# EXERCISE TASK:
Your task is to filter the data below down to the lines holding "xlabel".
— BEGIN INPUT —
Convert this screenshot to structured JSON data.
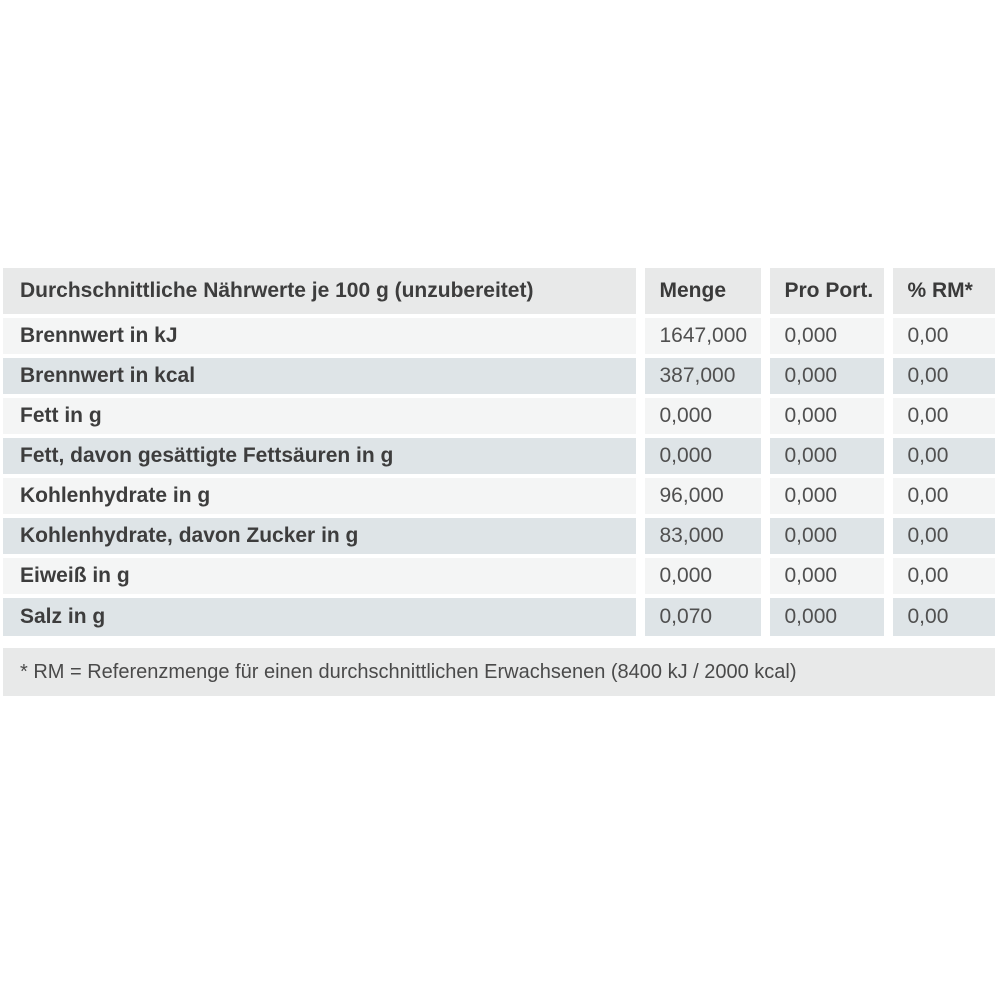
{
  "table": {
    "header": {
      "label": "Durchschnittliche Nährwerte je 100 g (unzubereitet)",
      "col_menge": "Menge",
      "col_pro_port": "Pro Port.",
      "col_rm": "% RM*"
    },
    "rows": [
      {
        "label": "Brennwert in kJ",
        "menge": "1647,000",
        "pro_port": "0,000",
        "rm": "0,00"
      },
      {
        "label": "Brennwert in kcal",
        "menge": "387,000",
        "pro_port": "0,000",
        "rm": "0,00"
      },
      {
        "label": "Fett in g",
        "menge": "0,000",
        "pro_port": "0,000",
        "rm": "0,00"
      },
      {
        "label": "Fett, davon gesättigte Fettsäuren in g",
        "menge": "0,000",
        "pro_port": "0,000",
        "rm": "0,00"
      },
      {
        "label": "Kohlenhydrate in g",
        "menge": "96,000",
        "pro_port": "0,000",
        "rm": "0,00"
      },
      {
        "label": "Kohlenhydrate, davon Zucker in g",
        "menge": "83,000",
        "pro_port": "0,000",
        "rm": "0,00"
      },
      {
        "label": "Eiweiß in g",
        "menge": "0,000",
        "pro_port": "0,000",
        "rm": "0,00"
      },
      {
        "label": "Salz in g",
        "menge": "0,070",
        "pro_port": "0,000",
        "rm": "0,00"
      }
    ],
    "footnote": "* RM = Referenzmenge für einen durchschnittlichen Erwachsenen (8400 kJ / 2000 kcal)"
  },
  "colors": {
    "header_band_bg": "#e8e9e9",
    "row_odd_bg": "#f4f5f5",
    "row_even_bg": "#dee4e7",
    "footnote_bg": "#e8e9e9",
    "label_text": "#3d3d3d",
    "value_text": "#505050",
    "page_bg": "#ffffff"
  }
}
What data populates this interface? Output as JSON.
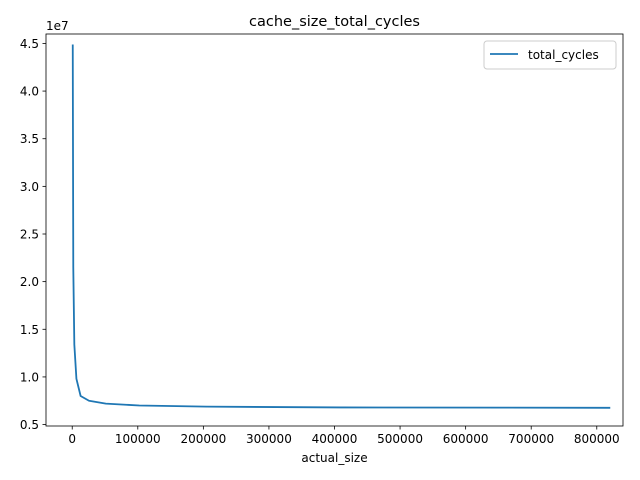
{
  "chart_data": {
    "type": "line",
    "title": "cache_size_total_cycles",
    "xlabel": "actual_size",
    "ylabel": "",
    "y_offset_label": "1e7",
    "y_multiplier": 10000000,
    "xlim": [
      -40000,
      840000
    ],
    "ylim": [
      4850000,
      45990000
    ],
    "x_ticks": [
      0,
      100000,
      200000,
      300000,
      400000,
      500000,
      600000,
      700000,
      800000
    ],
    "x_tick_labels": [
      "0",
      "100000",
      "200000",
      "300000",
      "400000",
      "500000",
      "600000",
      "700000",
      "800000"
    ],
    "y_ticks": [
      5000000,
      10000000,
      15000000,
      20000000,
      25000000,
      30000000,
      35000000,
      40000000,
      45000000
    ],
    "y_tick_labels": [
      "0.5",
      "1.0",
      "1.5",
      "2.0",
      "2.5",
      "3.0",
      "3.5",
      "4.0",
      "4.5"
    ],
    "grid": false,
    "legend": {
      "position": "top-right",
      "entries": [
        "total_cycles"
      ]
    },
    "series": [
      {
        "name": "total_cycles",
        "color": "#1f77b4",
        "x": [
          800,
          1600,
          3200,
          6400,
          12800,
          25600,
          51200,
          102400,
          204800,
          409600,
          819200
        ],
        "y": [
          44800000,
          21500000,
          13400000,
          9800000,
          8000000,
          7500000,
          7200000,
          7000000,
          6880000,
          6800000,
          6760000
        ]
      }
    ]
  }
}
— END INPUT —
— BEGIN INPUT —
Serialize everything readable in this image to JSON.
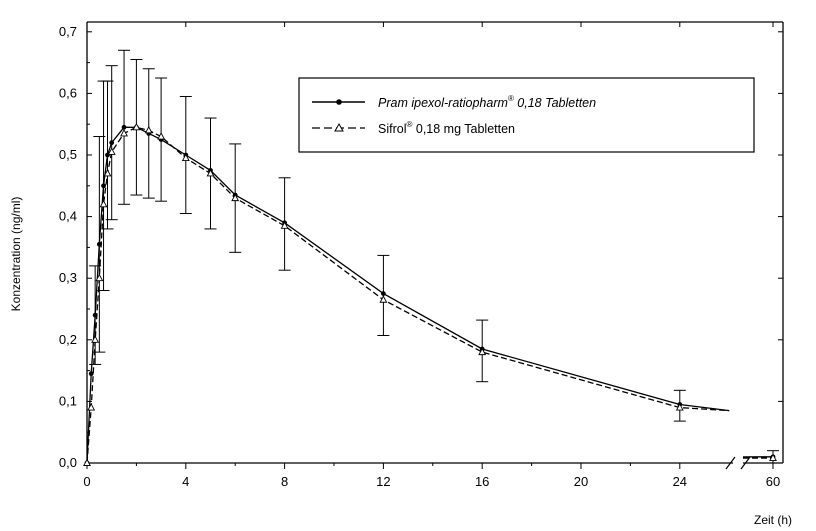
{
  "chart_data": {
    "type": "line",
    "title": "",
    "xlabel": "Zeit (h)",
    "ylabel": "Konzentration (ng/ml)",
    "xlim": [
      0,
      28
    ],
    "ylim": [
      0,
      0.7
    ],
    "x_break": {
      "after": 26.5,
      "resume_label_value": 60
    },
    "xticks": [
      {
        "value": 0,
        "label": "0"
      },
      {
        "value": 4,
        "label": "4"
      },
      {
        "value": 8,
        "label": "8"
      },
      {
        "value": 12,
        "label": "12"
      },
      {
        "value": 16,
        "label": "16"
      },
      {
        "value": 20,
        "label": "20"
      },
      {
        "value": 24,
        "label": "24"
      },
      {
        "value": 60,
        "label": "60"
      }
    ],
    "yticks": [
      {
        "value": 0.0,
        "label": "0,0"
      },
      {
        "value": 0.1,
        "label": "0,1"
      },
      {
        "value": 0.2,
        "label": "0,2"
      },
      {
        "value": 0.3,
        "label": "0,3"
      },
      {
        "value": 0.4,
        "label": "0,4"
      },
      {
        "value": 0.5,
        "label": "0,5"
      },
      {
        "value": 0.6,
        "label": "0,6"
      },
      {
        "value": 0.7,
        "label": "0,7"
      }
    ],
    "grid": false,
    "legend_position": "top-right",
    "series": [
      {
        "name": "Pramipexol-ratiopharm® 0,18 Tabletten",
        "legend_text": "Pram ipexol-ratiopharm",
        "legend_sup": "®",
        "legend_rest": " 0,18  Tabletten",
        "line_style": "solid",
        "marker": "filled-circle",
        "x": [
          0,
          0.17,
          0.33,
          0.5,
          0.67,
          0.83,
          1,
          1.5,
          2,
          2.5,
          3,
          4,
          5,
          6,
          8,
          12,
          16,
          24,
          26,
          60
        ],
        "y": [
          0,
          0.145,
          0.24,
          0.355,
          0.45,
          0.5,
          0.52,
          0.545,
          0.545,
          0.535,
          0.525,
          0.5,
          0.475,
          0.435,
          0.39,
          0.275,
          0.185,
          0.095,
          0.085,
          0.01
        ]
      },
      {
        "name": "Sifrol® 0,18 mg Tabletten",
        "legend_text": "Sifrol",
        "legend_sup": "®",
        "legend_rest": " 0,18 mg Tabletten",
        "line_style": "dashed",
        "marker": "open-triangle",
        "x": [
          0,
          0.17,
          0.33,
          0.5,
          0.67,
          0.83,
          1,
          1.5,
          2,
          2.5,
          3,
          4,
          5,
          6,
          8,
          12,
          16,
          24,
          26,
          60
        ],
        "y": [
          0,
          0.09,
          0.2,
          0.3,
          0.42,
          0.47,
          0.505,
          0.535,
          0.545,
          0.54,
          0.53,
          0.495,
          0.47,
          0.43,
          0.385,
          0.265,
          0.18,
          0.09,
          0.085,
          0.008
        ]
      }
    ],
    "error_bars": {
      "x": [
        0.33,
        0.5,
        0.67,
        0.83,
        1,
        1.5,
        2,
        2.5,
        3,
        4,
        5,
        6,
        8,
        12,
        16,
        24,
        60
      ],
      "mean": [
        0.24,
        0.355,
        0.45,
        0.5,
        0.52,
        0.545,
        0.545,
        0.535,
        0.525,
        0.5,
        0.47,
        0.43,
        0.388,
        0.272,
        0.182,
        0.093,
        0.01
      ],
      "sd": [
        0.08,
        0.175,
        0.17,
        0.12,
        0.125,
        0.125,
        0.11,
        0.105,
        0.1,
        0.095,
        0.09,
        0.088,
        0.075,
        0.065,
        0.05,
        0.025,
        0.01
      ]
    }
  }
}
— END INPUT —
— BEGIN INPUT —
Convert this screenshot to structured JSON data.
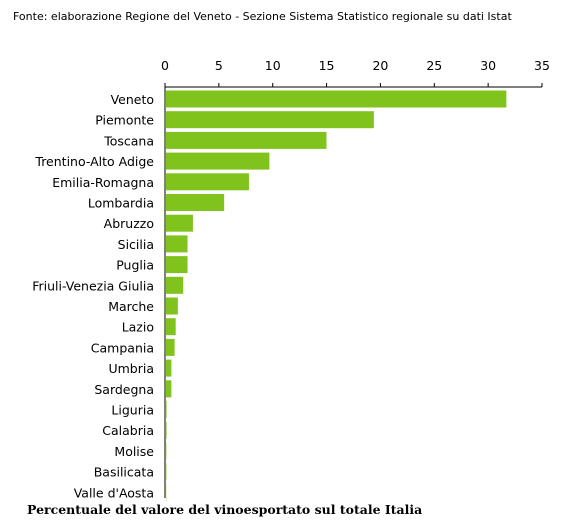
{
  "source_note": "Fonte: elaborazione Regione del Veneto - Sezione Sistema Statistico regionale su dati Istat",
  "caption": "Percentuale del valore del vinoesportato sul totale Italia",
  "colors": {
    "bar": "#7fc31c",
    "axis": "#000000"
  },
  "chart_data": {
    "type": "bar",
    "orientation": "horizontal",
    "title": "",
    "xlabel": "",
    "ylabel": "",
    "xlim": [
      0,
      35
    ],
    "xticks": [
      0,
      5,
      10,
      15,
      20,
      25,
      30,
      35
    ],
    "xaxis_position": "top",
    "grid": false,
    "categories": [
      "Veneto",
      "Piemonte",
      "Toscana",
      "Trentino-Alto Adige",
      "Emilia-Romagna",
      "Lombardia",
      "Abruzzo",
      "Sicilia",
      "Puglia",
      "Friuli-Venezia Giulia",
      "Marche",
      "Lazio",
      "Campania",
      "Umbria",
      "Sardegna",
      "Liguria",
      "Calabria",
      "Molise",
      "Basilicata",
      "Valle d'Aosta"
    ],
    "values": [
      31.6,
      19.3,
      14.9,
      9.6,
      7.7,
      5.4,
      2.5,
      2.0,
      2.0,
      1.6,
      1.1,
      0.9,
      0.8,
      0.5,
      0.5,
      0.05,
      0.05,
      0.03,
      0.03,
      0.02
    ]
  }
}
— END INPUT —
# PROBLEM SOLUTION:
    "xlabel": "actual_size",
    "xlabel": "Zeit (h)",
    "xlabel": "",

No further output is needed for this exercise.